- EXERCISE DIRECTIONS -
Copy each line of the data below with the word "this".

----- DATA PROVIDED -----

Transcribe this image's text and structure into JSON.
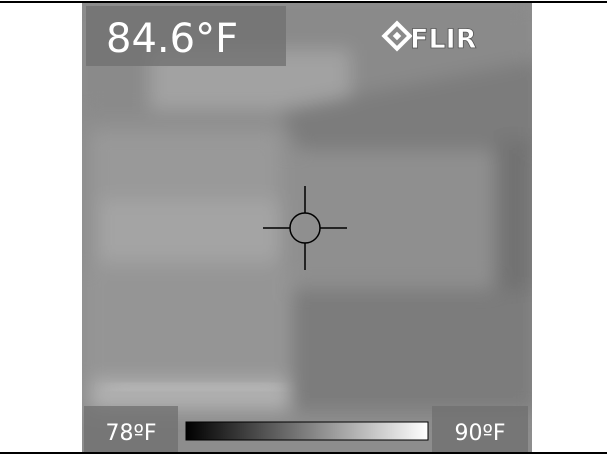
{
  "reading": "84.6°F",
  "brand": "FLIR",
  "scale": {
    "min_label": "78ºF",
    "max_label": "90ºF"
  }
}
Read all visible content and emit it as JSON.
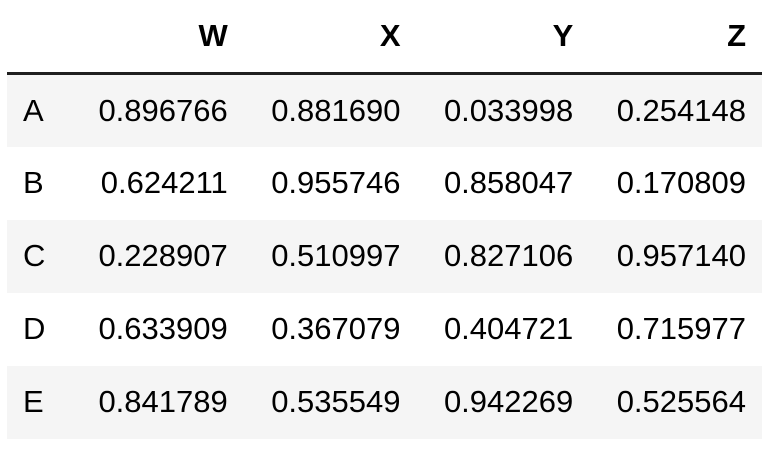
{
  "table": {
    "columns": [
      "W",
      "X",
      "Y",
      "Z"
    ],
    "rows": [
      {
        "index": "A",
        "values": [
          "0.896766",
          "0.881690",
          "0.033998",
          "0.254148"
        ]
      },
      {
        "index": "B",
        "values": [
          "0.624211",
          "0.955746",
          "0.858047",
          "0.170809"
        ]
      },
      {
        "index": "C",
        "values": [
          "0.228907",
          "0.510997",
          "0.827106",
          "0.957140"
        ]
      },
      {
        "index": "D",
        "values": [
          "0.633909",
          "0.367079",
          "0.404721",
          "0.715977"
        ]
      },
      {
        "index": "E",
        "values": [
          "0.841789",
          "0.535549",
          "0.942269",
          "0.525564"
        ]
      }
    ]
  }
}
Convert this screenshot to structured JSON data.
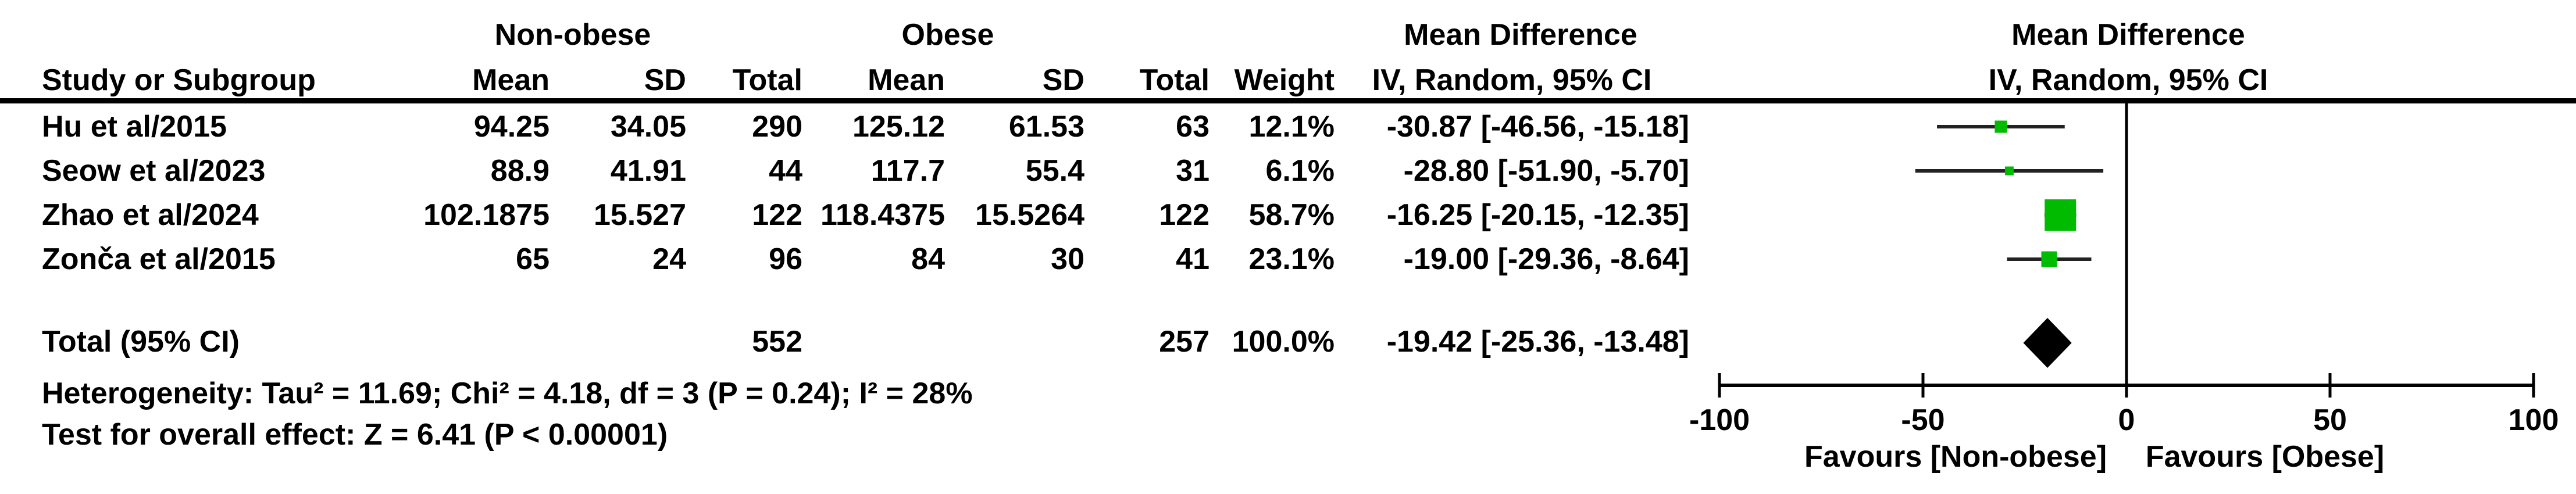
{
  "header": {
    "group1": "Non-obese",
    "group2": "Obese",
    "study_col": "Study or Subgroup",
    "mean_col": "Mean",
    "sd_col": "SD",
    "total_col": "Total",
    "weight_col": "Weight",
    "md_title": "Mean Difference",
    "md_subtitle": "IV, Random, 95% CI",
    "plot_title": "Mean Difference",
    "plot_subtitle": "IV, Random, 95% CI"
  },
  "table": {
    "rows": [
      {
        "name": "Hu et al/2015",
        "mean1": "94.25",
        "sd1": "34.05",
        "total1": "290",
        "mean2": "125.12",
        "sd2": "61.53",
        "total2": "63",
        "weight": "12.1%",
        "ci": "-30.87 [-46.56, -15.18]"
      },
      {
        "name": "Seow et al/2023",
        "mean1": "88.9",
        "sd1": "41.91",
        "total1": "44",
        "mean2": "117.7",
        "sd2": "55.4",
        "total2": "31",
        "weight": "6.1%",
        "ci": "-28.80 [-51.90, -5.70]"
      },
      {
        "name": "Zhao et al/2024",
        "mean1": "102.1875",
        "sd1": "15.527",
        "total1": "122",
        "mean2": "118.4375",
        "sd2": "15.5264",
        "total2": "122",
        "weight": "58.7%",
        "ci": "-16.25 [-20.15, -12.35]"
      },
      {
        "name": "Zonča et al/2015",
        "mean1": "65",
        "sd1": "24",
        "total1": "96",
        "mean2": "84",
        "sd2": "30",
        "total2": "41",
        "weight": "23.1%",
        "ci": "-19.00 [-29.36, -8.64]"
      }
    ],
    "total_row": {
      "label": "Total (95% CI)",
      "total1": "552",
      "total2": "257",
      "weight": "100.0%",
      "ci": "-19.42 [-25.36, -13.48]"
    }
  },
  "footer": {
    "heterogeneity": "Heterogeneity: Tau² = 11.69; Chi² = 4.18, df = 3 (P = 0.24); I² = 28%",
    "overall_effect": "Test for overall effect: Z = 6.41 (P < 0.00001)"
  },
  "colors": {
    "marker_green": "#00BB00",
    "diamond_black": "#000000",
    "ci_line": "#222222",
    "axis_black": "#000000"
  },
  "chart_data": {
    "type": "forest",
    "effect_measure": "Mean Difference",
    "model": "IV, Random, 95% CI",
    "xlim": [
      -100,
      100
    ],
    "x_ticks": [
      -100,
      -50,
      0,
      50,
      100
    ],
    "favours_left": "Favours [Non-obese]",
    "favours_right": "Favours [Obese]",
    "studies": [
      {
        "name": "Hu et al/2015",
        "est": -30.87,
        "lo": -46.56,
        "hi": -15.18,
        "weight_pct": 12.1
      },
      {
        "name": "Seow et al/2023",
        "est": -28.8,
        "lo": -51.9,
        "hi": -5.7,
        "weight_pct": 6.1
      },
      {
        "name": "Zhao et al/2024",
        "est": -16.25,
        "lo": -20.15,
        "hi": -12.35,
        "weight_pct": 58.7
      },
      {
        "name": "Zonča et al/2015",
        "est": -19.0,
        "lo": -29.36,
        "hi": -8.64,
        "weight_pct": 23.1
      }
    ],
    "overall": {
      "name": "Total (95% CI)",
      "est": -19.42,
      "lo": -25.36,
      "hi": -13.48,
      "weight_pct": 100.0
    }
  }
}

-----

- OUTPUT OF THE TASK -
Transcribe this image's text and structure into JSON.
Convert this screenshot to structured JSON data.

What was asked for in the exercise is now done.